→ REQUIREMENT: The listing must be reproduced in full, exactly as it stands.

→ MATERIAL SUPPLIED:
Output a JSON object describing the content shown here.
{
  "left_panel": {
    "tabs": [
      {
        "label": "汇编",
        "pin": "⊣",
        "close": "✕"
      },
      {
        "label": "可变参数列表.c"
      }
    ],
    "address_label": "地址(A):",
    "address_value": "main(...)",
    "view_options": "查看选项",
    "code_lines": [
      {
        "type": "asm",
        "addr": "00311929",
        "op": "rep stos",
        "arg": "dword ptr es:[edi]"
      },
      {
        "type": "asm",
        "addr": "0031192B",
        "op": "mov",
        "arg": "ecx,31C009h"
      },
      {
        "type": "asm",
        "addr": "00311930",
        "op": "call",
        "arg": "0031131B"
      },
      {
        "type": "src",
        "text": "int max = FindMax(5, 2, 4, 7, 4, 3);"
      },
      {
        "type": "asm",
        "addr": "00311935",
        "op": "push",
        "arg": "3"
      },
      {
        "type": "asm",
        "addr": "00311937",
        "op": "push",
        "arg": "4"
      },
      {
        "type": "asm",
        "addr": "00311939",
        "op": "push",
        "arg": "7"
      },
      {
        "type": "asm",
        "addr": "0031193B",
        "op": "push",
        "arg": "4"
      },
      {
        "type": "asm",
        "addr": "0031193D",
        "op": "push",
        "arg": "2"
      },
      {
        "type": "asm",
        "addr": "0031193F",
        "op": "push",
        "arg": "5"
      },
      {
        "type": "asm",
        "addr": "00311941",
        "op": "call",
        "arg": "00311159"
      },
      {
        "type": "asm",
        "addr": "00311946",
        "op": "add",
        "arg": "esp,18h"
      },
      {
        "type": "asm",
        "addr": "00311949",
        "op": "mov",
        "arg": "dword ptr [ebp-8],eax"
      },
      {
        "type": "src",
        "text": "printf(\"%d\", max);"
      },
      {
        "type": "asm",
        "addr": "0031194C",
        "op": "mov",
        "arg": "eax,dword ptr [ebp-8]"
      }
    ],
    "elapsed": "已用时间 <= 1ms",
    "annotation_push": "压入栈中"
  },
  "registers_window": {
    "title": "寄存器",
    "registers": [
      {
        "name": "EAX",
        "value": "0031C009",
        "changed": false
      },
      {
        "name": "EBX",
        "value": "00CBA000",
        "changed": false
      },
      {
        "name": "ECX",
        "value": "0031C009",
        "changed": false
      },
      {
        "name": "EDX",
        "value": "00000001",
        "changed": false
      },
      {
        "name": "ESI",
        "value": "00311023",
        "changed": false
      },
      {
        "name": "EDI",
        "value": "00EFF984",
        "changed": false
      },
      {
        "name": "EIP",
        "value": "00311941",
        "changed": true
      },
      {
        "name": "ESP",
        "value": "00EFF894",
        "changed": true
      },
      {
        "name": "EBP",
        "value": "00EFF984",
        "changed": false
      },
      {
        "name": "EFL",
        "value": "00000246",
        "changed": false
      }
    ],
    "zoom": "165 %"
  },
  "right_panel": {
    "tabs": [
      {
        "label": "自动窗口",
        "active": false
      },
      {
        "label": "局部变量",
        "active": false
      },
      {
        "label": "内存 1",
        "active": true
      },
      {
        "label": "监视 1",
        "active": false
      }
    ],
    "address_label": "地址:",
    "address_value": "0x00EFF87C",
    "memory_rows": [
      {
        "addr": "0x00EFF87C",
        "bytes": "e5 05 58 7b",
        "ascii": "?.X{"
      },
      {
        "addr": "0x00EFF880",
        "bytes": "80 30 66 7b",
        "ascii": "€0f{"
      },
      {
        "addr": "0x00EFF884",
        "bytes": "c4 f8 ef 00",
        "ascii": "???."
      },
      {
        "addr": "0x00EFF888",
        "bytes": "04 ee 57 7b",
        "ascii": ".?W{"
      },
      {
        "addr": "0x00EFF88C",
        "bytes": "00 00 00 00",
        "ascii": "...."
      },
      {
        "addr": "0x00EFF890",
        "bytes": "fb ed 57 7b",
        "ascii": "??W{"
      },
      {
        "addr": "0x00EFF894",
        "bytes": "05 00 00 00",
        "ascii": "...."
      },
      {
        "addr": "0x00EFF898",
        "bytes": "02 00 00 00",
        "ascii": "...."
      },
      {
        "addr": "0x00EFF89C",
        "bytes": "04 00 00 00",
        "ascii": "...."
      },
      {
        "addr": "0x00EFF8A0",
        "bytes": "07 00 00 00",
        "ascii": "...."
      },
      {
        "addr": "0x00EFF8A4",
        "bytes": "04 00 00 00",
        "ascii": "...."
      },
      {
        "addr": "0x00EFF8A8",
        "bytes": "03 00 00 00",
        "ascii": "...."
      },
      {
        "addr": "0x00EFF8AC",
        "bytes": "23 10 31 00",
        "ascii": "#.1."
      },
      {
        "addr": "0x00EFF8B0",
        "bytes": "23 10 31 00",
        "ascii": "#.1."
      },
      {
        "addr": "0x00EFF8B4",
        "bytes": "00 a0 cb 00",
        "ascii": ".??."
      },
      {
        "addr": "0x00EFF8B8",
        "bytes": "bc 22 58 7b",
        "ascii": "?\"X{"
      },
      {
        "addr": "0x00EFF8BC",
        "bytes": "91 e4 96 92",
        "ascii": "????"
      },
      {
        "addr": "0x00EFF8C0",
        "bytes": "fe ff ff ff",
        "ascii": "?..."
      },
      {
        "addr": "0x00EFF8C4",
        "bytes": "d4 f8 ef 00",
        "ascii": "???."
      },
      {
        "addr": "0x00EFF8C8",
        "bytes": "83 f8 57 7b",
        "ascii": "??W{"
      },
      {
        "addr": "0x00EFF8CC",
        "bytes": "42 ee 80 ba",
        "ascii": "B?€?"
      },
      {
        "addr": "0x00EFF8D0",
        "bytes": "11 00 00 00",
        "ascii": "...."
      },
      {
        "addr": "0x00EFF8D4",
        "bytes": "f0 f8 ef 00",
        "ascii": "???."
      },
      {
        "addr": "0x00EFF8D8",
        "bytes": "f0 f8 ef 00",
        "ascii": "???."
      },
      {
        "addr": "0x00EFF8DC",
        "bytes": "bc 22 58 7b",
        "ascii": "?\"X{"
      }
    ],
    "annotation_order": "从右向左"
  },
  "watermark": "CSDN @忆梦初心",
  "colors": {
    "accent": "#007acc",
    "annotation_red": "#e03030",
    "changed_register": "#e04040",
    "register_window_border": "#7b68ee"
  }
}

→ RESPONSE TO THIS EXERCISE:
Output a JSON object describing the content shown here.
{
  "left_panel": {
    "tabs": [
      {
        "label": "汇编",
        "pin": "⊣",
        "close": "✕"
      },
      {
        "label": "可变参数列表.c"
      }
    ],
    "address_label": "地址(A):",
    "address_value": "main(...)",
    "view_options": "查看选项",
    "code_lines": [
      {
        "type": "asm",
        "addr": "00311929",
        "op": "rep stos",
        "arg": "dword ptr es:[edi]"
      },
      {
        "type": "asm",
        "addr": "0031192B",
        "op": "mov",
        "arg": "ecx,31C009h"
      },
      {
        "type": "asm",
        "addr": "00311930",
        "op": "call",
        "arg": "0031131B"
      },
      {
        "type": "src",
        "text": "int max = FindMax(5, 2, 4, 7, 4, 3);"
      },
      {
        "type": "asm",
        "addr": "00311935",
        "op": "push",
        "arg": "3"
      },
      {
        "type": "asm",
        "addr": "00311937",
        "op": "push",
        "arg": "4"
      },
      {
        "type": "asm",
        "addr": "00311939",
        "op": "push",
        "arg": "7"
      },
      {
        "type": "asm",
        "addr": "0031193B",
        "op": "push",
        "arg": "4"
      },
      {
        "type": "asm",
        "addr": "0031193D",
        "op": "push",
        "arg": "2"
      },
      {
        "type": "asm",
        "addr": "0031193F",
        "op": "push",
        "arg": "5"
      },
      {
        "type": "asm",
        "addr": "00311941",
        "op": "call",
        "arg": "00311159"
      },
      {
        "type": "asm",
        "addr": "00311946",
        "op": "add",
        "arg": "esp,18h"
      },
      {
        "type": "asm",
        "addr": "00311949",
        "op": "mov",
        "arg": "dword ptr [ebp-8],eax"
      },
      {
        "type": "src",
        "text": "printf(\"%d\", max);"
      },
      {
        "type": "asm",
        "addr": "0031194C",
        "op": "mov",
        "arg": "eax,dword ptr [ebp-8]"
      }
    ],
    "elapsed": "已用时间 <= 1ms",
    "annotation_push": "压入栈中"
  },
  "registers_window": {
    "title": "寄存器",
    "registers": [
      {
        "name": "EAX",
        "value": "0031C009",
        "changed": false
      },
      {
        "name": "EBX",
        "value": "00CBA000",
        "changed": false
      },
      {
        "name": "ECX",
        "value": "0031C009",
        "changed": false
      },
      {
        "name": "EDX",
        "value": "00000001",
        "changed": false
      },
      {
        "name": "ESI",
        "value": "00311023",
        "changed": false
      },
      {
        "name": "EDI",
        "value": "00EFF984",
        "changed": false
      },
      {
        "name": "EIP",
        "value": "00311941",
        "changed": true
      },
      {
        "name": "ESP",
        "value": "00EFF894",
        "changed": true
      },
      {
        "name": "EBP",
        "value": "00EFF984",
        "changed": false
      },
      {
        "name": "EFL",
        "value": "00000246",
        "changed": false
      }
    ],
    "zoom": "165 %"
  },
  "right_panel": {
    "tabs": [
      {
        "label": "自动窗口",
        "active": false
      },
      {
        "label": "局部变量",
        "active": false
      },
      {
        "label": "内存 1",
        "active": true
      },
      {
        "label": "监视 1",
        "active": false
      }
    ],
    "address_label": "地址:",
    "address_value": "0x00EFF87C",
    "memory_rows": [
      {
        "addr": "0x00EFF87C",
        "bytes": "e5 05 58 7b",
        "ascii": "?.X{"
      },
      {
        "addr": "0x00EFF880",
        "bytes": "80 30 66 7b",
        "ascii": "€0f{"
      },
      {
        "addr": "0x00EFF884",
        "bytes": "c4 f8 ef 00",
        "ascii": "???."
      },
      {
        "addr": "0x00EFF888",
        "bytes": "04 ee 57 7b",
        "ascii": ".?W{"
      },
      {
        "addr": "0x00EFF88C",
        "bytes": "00 00 00 00",
        "ascii": "...."
      },
      {
        "addr": "0x00EFF890",
        "bytes": "fb ed 57 7b",
        "ascii": "??W{"
      },
      {
        "addr": "0x00EFF894",
        "bytes": "05 00 00 00",
        "ascii": "...."
      },
      {
        "addr": "0x00EFF898",
        "bytes": "02 00 00 00",
        "ascii": "...."
      },
      {
        "addr": "0x00EFF89C",
        "bytes": "04 00 00 00",
        "ascii": "...."
      },
      {
        "addr": "0x00EFF8A0",
        "bytes": "07 00 00 00",
        "ascii": "...."
      },
      {
        "addr": "0x00EFF8A4",
        "bytes": "04 00 00 00",
        "ascii": "...."
      },
      {
        "addr": "0x00EFF8A8",
        "bytes": "03 00 00 00",
        "ascii": "...."
      },
      {
        "addr": "0x00EFF8AC",
        "bytes": "23 10 31 00",
        "ascii": "#.1."
      },
      {
        "addr": "0x00EFF8B0",
        "bytes": "23 10 31 00",
        "ascii": "#.1."
      },
      {
        "addr": "0x00EFF8B4",
        "bytes": "00 a0 cb 00",
        "ascii": ".??."
      },
      {
        "addr": "0x00EFF8B8",
        "bytes": "bc 22 58 7b",
        "ascii": "?\"X{"
      },
      {
        "addr": "0x00EFF8BC",
        "bytes": "91 e4 96 92",
        "ascii": "????"
      },
      {
        "addr": "0x00EFF8C0",
        "bytes": "fe ff ff ff",
        "ascii": "?..."
      },
      {
        "addr": "0x00EFF8C4",
        "bytes": "d4 f8 ef 00",
        "ascii": "???."
      },
      {
        "addr": "0x00EFF8C8",
        "bytes": "83 f8 57 7b",
        "ascii": "??W{"
      },
      {
        "addr": "0x00EFF8CC",
        "bytes": "42 ee 80 ba",
        "ascii": "B?€?"
      },
      {
        "addr": "0x00EFF8D0",
        "bytes": "11 00 00 00",
        "ascii": "...."
      },
      {
        "addr": "0x00EFF8D4",
        "bytes": "f0 f8 ef 00",
        "ascii": "???."
      },
      {
        "addr": "0x00EFF8D8",
        "bytes": "f0 f8 ef 00",
        "ascii": "???."
      },
      {
        "addr": "0x00EFF8DC",
        "bytes": "bc 22 58 7b",
        "ascii": "?\"X{"
      }
    ],
    "annotation_order": "从右向左"
  },
  "watermark": "CSDN @忆梦初心",
  "colors": {
    "accent": "#007acc",
    "annotation_red": "#e03030",
    "changed_register": "#e04040",
    "register_window_border": "#7b68ee"
  }
}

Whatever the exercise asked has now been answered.